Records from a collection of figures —
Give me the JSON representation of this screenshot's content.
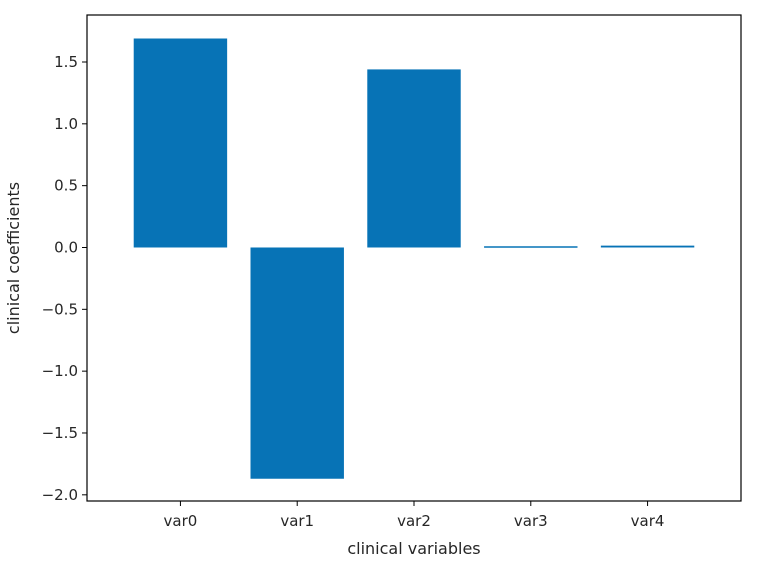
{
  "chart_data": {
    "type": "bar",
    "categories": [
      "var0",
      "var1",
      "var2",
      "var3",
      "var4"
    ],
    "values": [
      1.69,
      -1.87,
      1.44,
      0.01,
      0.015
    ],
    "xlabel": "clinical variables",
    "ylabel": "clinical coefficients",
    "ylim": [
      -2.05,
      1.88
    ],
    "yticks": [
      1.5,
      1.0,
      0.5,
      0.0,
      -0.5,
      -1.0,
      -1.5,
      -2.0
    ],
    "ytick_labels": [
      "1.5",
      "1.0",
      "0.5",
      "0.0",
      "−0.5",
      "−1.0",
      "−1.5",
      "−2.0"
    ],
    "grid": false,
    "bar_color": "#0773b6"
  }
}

Task to carry out — Look over the records above and copy each line that includes the string "clinical".

The completed task —
    "xlabel": "clinical variables",
    "ylabel": "clinical coefficients",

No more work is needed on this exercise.